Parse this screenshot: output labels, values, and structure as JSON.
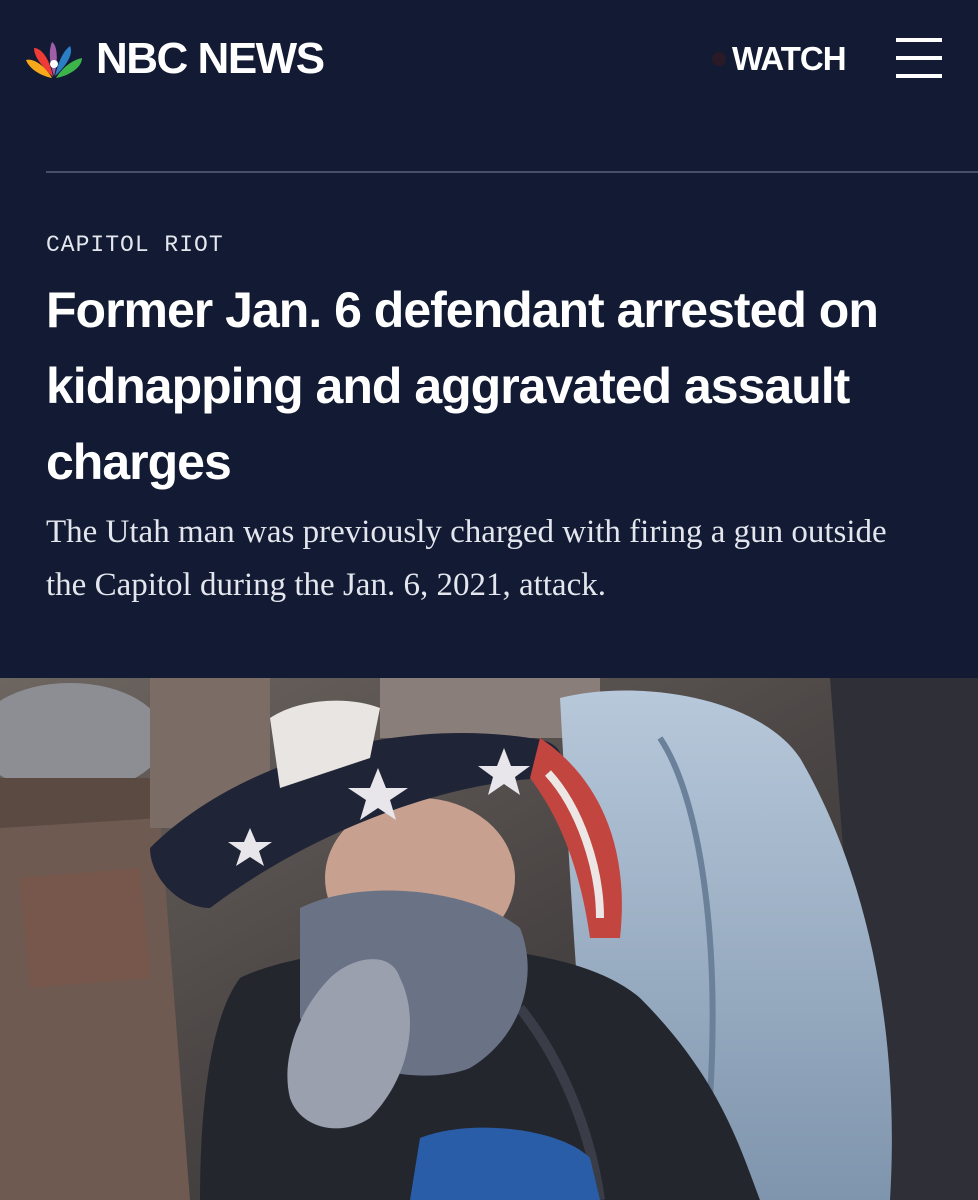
{
  "header": {
    "brand": "NBC NEWS",
    "logo_icon": "nbc-peacock-icon",
    "watch_label": "WATCH",
    "menu_icon": "hamburger-menu-icon"
  },
  "article": {
    "category": "CAPITOL RIOT",
    "headline": "Former Jan. 6 defendant arrested on kidnapping and aggravated assault charges",
    "dek": "The Utah man was previously charged with firing a gun outside the Capitol during the Jan. 6, 2021, attack."
  },
  "colors": {
    "background": "#121b33",
    "text": "#ffffff",
    "divider": "#46506a"
  }
}
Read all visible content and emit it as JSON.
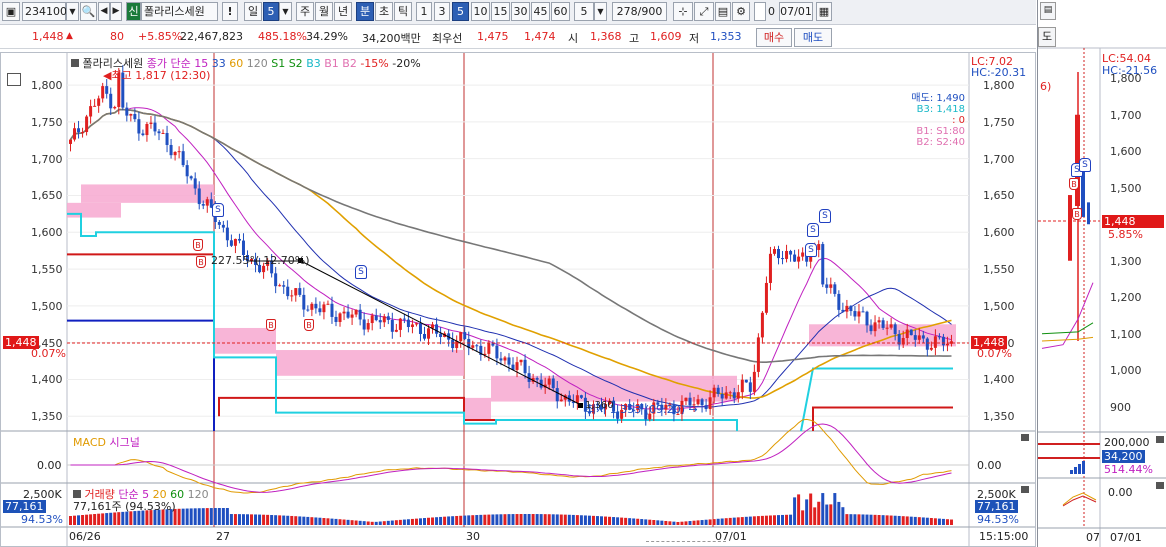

..........

▶ **EXERCISE**
Print out every entry above without changing a word, and leave out the pictures.

▶ **REPLY**
Parse this screenshot: output labels, values, and structure as JSON.
{
  "header": {
    "brand": "NBC NEWS",
    "logo_icon": "nbc-peacock-icon",
    "watch_label": "WATCH",
    "menu_icon": "hamburger-menu-icon"
  },
  "article": {
    "category": "CAPITOL RIOT",
    "headline": "Former Jan. 6 defendant arrested on kidnapping and aggravated assault charges",
    "dek": "The Utah man was previously charged with firing a gun outside the Capitol during the Jan. 6, 2021, attack."
  },
  "colors": {
    "background": "#121b33",
    "text": "#ffffff",
    "divider": "#46506a"
  }
}
Read all visible content and emit it as JSON.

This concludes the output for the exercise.